> Aim:
Rewrite each listing with every occurrence of "donut-segment-accent" renamed to "donut-arc-highlight", keeping all other text unchanged. Leave the pictures out of your answer.

(Region and label listings)
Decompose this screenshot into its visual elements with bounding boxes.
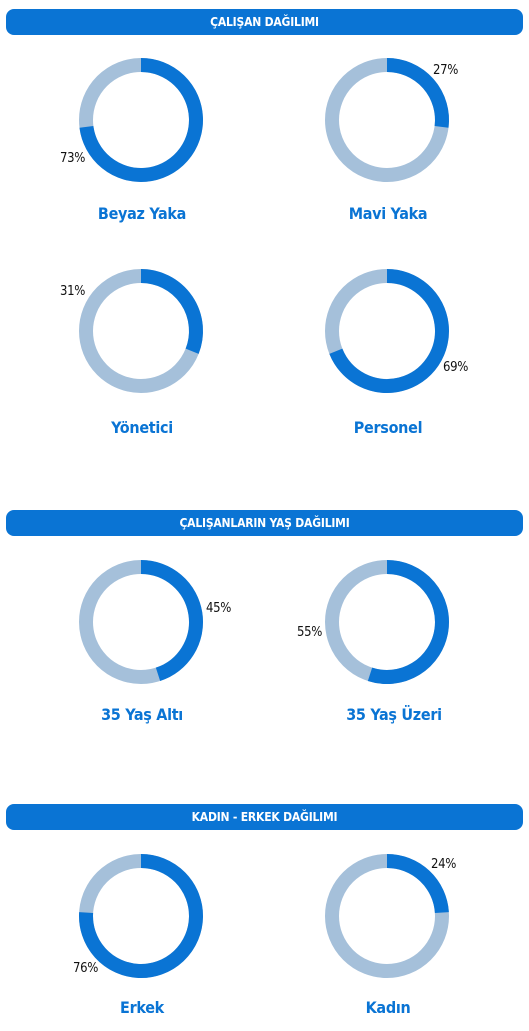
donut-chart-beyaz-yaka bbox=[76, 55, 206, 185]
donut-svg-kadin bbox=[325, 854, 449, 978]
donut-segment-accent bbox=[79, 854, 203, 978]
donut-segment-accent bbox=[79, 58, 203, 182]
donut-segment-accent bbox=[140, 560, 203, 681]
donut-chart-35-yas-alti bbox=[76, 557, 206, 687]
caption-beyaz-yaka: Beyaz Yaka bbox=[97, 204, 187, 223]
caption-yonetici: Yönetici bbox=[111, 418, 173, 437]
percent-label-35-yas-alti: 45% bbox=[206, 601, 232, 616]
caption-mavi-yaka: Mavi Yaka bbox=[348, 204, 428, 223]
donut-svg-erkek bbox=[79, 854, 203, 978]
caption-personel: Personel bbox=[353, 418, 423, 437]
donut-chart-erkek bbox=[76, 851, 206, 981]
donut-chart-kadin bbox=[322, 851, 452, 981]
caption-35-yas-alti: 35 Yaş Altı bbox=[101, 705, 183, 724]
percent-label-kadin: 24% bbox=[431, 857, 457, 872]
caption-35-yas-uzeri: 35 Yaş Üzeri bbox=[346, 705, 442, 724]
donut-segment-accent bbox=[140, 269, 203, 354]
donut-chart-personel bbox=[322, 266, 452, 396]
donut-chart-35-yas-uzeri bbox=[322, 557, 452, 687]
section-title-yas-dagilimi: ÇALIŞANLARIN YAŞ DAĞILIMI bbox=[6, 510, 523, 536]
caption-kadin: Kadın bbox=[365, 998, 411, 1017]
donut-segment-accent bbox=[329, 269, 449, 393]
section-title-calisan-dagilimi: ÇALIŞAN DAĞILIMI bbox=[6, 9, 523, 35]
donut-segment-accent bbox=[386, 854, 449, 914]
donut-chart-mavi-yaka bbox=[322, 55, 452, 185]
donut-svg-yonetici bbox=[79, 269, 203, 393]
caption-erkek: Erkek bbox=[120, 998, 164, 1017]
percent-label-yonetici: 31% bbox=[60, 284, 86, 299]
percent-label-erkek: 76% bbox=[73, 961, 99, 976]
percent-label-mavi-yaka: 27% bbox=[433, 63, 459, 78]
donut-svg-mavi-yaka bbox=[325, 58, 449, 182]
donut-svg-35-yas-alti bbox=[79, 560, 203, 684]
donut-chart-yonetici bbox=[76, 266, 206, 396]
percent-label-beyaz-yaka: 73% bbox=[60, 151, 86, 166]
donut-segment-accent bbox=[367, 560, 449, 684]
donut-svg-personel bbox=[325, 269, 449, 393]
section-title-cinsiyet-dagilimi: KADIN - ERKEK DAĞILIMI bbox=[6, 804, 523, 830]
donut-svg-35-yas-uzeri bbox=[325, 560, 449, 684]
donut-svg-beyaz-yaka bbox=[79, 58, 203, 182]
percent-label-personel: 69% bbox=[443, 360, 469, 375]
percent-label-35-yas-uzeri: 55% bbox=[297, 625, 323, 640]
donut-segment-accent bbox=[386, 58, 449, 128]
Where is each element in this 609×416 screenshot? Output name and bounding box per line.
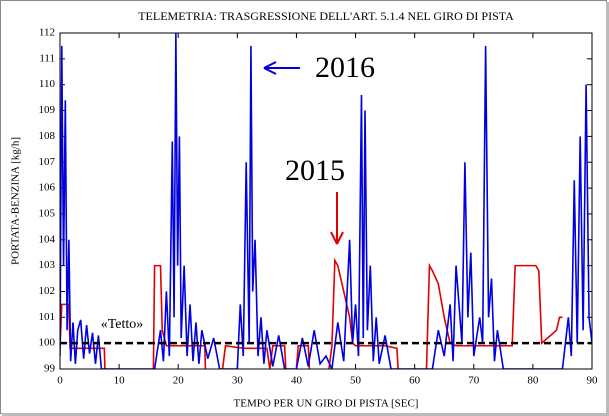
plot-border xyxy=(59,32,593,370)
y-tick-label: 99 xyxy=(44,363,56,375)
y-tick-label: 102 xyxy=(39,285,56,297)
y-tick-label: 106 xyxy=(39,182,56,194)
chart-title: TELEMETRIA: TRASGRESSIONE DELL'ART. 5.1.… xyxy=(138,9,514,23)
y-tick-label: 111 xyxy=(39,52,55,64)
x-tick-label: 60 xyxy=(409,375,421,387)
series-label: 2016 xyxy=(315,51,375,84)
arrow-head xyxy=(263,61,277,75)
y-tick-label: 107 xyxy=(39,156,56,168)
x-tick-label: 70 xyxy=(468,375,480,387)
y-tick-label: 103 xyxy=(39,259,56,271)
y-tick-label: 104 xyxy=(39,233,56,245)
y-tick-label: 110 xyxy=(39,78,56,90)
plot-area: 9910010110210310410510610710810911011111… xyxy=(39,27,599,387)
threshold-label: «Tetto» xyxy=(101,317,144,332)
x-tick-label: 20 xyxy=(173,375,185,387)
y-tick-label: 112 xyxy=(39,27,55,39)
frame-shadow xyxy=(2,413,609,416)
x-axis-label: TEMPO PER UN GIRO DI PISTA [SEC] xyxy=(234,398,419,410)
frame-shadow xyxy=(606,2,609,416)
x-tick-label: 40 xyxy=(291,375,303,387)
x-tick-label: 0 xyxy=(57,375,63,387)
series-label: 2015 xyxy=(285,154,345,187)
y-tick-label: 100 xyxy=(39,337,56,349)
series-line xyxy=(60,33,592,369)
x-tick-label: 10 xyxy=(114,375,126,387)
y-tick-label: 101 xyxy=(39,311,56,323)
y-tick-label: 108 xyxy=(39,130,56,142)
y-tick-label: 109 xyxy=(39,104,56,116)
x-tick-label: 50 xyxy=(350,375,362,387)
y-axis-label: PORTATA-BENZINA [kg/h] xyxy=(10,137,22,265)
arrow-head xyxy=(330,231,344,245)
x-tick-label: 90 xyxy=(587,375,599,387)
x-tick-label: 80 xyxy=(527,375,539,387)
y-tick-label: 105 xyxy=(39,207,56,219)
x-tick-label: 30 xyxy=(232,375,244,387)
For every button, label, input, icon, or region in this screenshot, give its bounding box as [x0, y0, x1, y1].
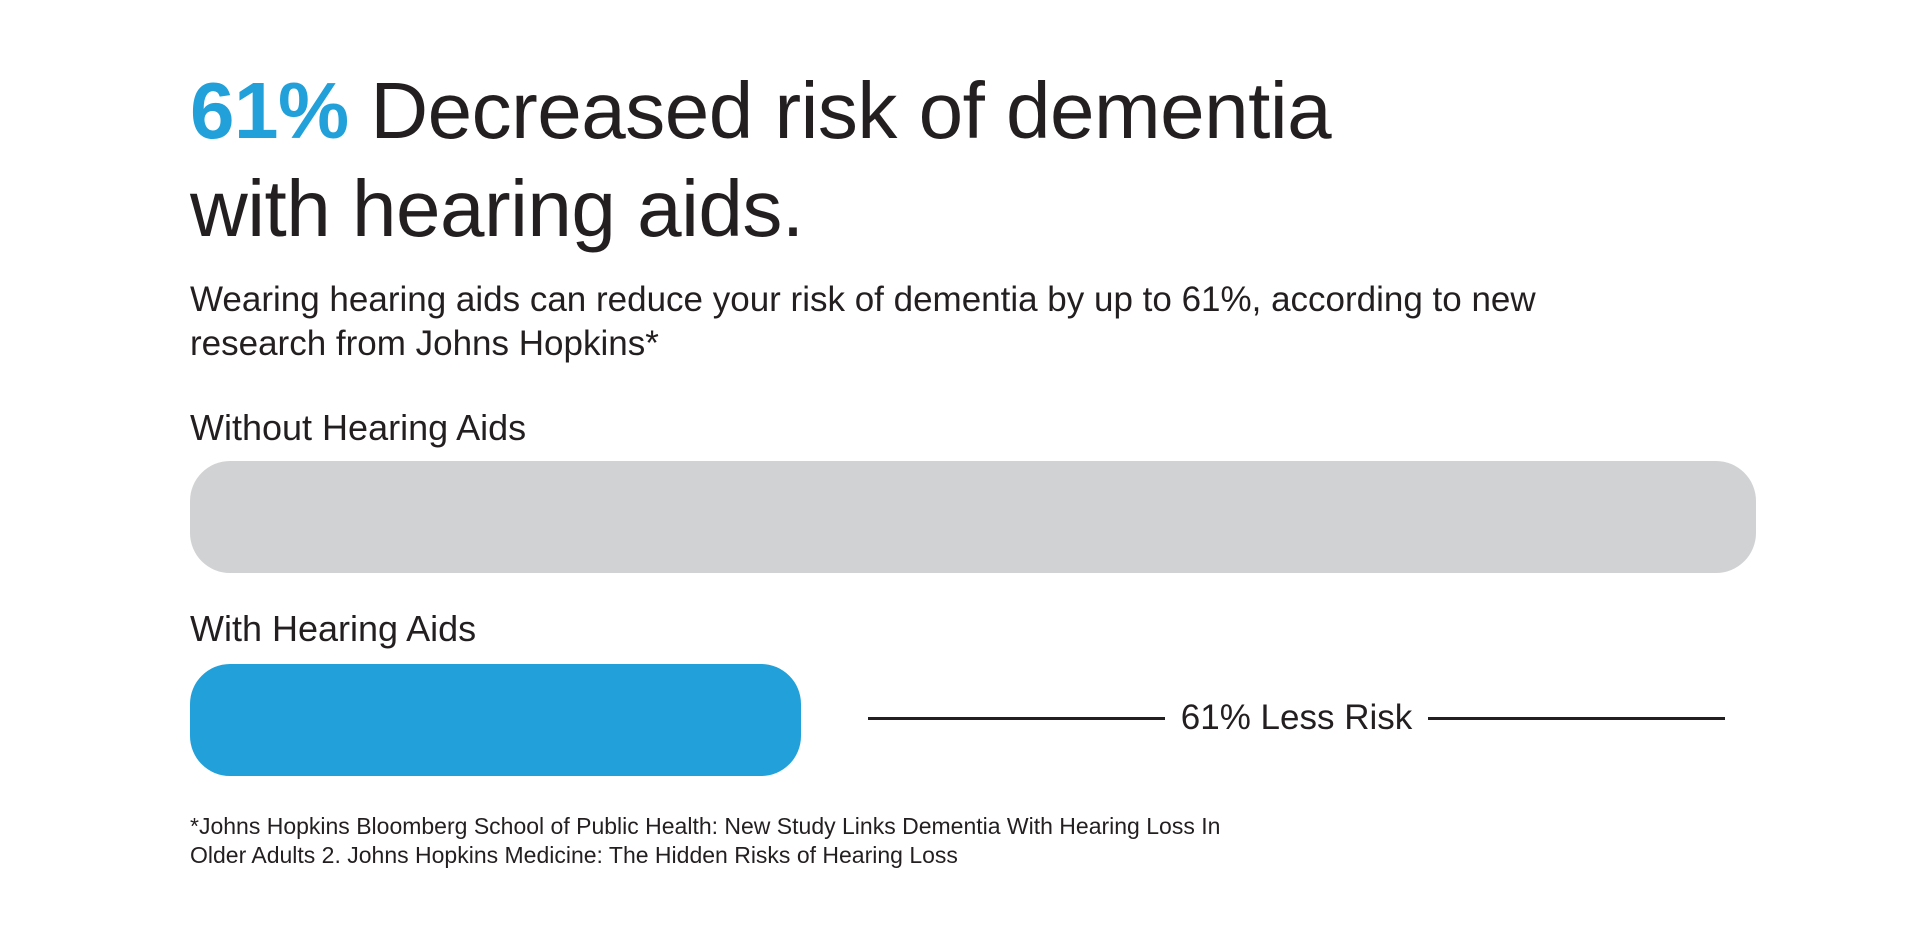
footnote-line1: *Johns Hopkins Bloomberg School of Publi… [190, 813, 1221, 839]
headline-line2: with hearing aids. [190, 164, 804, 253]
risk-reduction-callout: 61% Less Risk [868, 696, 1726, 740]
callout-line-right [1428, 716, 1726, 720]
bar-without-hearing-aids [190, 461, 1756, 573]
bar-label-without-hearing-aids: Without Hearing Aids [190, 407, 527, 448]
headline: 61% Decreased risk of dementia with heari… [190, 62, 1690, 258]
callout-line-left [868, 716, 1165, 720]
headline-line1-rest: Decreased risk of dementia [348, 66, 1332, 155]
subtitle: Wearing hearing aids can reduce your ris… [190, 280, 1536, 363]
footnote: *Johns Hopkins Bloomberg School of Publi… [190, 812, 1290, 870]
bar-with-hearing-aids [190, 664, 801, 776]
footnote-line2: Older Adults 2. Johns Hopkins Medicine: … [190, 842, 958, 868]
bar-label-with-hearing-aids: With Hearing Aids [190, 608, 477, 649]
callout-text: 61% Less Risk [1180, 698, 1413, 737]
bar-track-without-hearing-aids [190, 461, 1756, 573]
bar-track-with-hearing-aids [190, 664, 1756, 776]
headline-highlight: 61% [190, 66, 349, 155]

> Exercise answer:
Decompose this screenshot into its visual elements with bounding boxes.
donut-chart-beyaz-yaka bbox=[76, 55, 206, 185]
donut-svg-kadin bbox=[325, 854, 449, 978]
donut-arc-highlight bbox=[79, 854, 203, 978]
donut-arc-highlight bbox=[79, 58, 203, 182]
donut-arc-highlight bbox=[140, 560, 203, 681]
donut-chart-35-yas-alti bbox=[76, 557, 206, 687]
caption-beyaz-yaka: Beyaz Yaka bbox=[97, 204, 187, 223]
caption-yonetici: Yönetici bbox=[111, 418, 173, 437]
percent-label-35-yas-alti: 45% bbox=[206, 601, 232, 616]
caption-mavi-yaka: Mavi Yaka bbox=[348, 204, 428, 223]
donut-svg-erkek bbox=[79, 854, 203, 978]
caption-personel: Personel bbox=[353, 418, 423, 437]
donut-chart-erkek bbox=[76, 851, 206, 981]
donut-chart-kadin bbox=[322, 851, 452, 981]
caption-35-yas-alti: 35 Yaş Altı bbox=[101, 705, 183, 724]
percent-label-kadin: 24% bbox=[431, 857, 457, 872]
caption-35-yas-uzeri: 35 Yaş Üzeri bbox=[346, 705, 442, 724]
donut-arc-highlight bbox=[140, 269, 203, 354]
donut-chart-personel bbox=[322, 266, 452, 396]
donut-chart-35-yas-uzeri bbox=[322, 557, 452, 687]
section-title-yas-dagilimi: ÇALIŞANLARIN YAŞ DAĞILIMI bbox=[6, 510, 523, 536]
caption-kadin: Kadın bbox=[365, 998, 411, 1017]
donut-arc-highlight bbox=[329, 269, 449, 393]
section-title-calisan-dagilimi: ÇALIŞAN DAĞILIMI bbox=[6, 9, 523, 35]
donut-arc-highlight bbox=[386, 854, 449, 914]
donut-chart-mavi-yaka bbox=[322, 55, 452, 185]
donut-svg-yonetici bbox=[79, 269, 203, 393]
caption-erkek: Erkek bbox=[120, 998, 164, 1017]
percent-label-yonetici: 31% bbox=[60, 284, 86, 299]
percent-label-erkek: 76% bbox=[73, 961, 99, 976]
percent-label-mavi-yaka: 27% bbox=[433, 63, 459, 78]
donut-svg-mavi-yaka bbox=[325, 58, 449, 182]
donut-svg-35-yas-alti bbox=[79, 560, 203, 684]
donut-chart-yonetici bbox=[76, 266, 206, 396]
percent-label-beyaz-yaka: 73% bbox=[60, 151, 86, 166]
donut-arc-highlight bbox=[367, 560, 449, 684]
donut-svg-personel bbox=[325, 269, 449, 393]
section-title-cinsiyet-dagilimi: KADIN - ERKEK DAĞILIMI bbox=[6, 804, 523, 830]
donut-svg-35-yas-uzeri bbox=[325, 560, 449, 684]
donut-svg-beyaz-yaka bbox=[79, 58, 203, 182]
percent-label-personel: 69% bbox=[443, 360, 469, 375]
percent-label-35-yas-uzeri: 55% bbox=[297, 625, 323, 640]
donut-arc-highlight bbox=[386, 58, 449, 128]
Where is each element in this 609×416 screenshot? Output name and bounding box per line.
plot-border xyxy=(59,32,593,370)
y-tick-label: 99 xyxy=(44,363,56,375)
y-tick-label: 102 xyxy=(39,285,56,297)
y-tick-label: 106 xyxy=(39,182,56,194)
chart-title: TELEMETRIA: TRASGRESSIONE DELL'ART. 5.1.… xyxy=(138,9,514,23)
y-tick-label: 111 xyxy=(39,52,55,64)
x-tick-label: 60 xyxy=(409,375,421,387)
series-label: 2016 xyxy=(315,51,375,84)
arrow-head xyxy=(263,61,277,75)
y-tick-label: 107 xyxy=(39,156,56,168)
x-tick-label: 70 xyxy=(468,375,480,387)
y-tick-label: 103 xyxy=(39,259,56,271)
y-tick-label: 104 xyxy=(39,233,56,245)
y-tick-label: 110 xyxy=(39,78,56,90)
plot-area: 9910010110210310410510610710810911011111… xyxy=(39,27,599,387)
threshold-label: «Tetto» xyxy=(101,317,144,332)
x-tick-label: 20 xyxy=(173,375,185,387)
y-tick-label: 112 xyxy=(39,27,55,39)
frame-shadow xyxy=(2,413,609,416)
x-axis-label: TEMPO PER UN GIRO DI PISTA [SEC] xyxy=(234,398,419,410)
frame-shadow xyxy=(606,2,609,416)
x-tick-label: 40 xyxy=(291,375,303,387)
x-tick-label: 0 xyxy=(57,375,63,387)
series-label: 2015 xyxy=(285,154,345,187)
y-tick-label: 100 xyxy=(39,337,56,349)
series-line xyxy=(60,33,592,369)
x-tick-label: 10 xyxy=(114,375,126,387)
y-tick-label: 101 xyxy=(39,311,56,323)
y-tick-label: 108 xyxy=(39,130,56,142)
y-tick-label: 109 xyxy=(39,104,56,116)
x-tick-label: 50 xyxy=(350,375,362,387)
y-axis-label: PORTATA-BENZINA [kg/h] xyxy=(10,137,22,265)
arrow-head xyxy=(330,231,344,245)
x-tick-label: 90 xyxy=(587,375,599,387)
x-tick-label: 80 xyxy=(527,375,539,387)
y-tick-label: 105 xyxy=(39,207,56,219)
x-tick-label: 30 xyxy=(232,375,244,387)
For every button, label, input, icon, or region in this screenshot, give its bounding box as [x0, y0, x1, y1].
footnote-line1: *Johns Hopkins Bloomberg School of Publi… [190, 813, 1221, 839]
headline-line2: with hearing aids. [190, 164, 804, 253]
risk-reduction-callout: 61% Less Risk [868, 696, 1726, 740]
callout-line-right [1428, 716, 1726, 720]
bar-without-hearing-aids [190, 461, 1756, 573]
bar-label-without-hearing-aids: Without Hearing Aids [190, 407, 527, 448]
headline: 61% Decreased risk of dementia with heari… [190, 62, 1690, 258]
callout-line-left [868, 716, 1165, 720]
headline-line1-rest: Decreased risk of dementia [348, 66, 1332, 155]
subtitle: Wearing hearing aids can reduce your ris… [190, 280, 1536, 363]
footnote: *Johns Hopkins Bloomberg School of Publi… [190, 812, 1290, 870]
bar-with-hearing-aids [190, 664, 801, 776]
footnote-line2: Older Adults 2. Johns Hopkins Medicine: … [190, 842, 958, 868]
bar-label-with-hearing-aids: With Hearing Aids [190, 608, 477, 649]
callout-text: 61% Less Risk [1180, 698, 1413, 737]
bar-track-without-hearing-aids [190, 461, 1756, 573]
bar-track-with-hearing-aids [190, 664, 1756, 776]
headline-highlight: 61% [190, 66, 349, 155]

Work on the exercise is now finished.